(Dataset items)
▶
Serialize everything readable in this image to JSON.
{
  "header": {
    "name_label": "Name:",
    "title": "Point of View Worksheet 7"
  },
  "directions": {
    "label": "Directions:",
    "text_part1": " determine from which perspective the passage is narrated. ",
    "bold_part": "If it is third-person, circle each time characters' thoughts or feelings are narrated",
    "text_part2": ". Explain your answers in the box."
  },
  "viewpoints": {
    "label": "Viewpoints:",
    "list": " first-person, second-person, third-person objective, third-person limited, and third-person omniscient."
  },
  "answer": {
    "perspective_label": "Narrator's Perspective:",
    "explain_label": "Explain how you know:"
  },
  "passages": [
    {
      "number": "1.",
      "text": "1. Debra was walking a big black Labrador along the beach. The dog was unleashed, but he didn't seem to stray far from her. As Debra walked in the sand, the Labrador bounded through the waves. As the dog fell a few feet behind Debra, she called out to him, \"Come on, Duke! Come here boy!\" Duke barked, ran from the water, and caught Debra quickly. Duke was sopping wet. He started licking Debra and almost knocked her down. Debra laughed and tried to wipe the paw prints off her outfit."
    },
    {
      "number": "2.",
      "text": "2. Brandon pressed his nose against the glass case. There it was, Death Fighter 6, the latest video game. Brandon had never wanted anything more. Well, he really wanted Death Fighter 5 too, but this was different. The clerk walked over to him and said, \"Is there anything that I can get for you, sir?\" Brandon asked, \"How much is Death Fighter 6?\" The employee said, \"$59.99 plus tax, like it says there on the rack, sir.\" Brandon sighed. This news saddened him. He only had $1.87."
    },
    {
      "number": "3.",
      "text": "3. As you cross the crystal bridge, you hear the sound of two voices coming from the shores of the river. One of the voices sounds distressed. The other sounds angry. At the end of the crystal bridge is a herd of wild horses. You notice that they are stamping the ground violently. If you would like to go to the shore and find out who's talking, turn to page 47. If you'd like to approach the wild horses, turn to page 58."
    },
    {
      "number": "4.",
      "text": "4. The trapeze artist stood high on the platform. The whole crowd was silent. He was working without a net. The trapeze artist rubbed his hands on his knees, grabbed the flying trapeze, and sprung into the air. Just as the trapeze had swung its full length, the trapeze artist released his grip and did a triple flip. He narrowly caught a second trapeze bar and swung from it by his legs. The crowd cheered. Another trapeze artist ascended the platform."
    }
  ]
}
◀
All of the material must be reproduced exactly.

Solution for this task:
Serialize everything readable in this image to JSON.
{
  "header": {
    "name_label": "Name:",
    "title": "Point of View Worksheet 7"
  },
  "directions": {
    "label": "Directions:",
    "text_part1": " determine from which perspective the passage is narrated. ",
    "bold_part": "If it is third-person, circle each time characters' thoughts or feelings are narrated",
    "text_part2": ". Explain your answers in the box."
  },
  "viewpoints": {
    "label": "Viewpoints:",
    "list": " first-person, second-person, third-person objective, third-person limited, and third-person omniscient."
  },
  "answer": {
    "perspective_label": "Narrator's Perspective:",
    "explain_label": "Explain how you know:"
  },
  "passages": [
    {
      "number": "1.",
      "text": "1. Debra was walking a big black Labrador along the beach. The dog was unleashed, but he didn't seem to stray far from her. As Debra walked in the sand, the Labrador bounded through the waves. As the dog fell a few feet behind Debra, she called out to him, \"Come on, Duke! Come here boy!\" Duke barked, ran from the water, and caught Debra quickly. Duke was sopping wet. He started licking Debra and almost knocked her down. Debra laughed and tried to wipe the paw prints off her outfit."
    },
    {
      "number": "2.",
      "text": "2. Brandon pressed his nose against the glass case. There it was, Death Fighter 6, the latest video game. Brandon had never wanted anything more. Well, he really wanted Death Fighter 5 too, but this was different. The clerk walked over to him and said, \"Is there anything that I can get for you, sir?\" Brandon asked, \"How much is Death Fighter 6?\" The employee said, \"$59.99 plus tax, like it says there on the rack, sir.\" Brandon sighed. This news saddened him. He only had $1.87."
    },
    {
      "number": "3.",
      "text": "3. As you cross the crystal bridge, you hear the sound of two voices coming from the shores of the river. One of the voices sounds distressed. The other sounds angry. At the end of the crystal bridge is a herd of wild horses. You notice that they are stamping the ground violently. If you would like to go to the shore and find out who's talking, turn to page 47. If you'd like to approach the wild horses, turn to page 58."
    },
    {
      "number": "4.",
      "text": "4. The trapeze artist stood high on the platform. The whole crowd was silent. He was working without a net. The trapeze artist rubbed his hands on his knees, grabbed the flying trapeze, and sprung into the air. Just as the trapeze had swung its full length, the trapeze artist released his grip and did a triple flip. He narrowly caught a second trapeze bar and swung from it by his legs. The crowd cheered. Another trapeze artist ascended the platform."
    }
  ]
}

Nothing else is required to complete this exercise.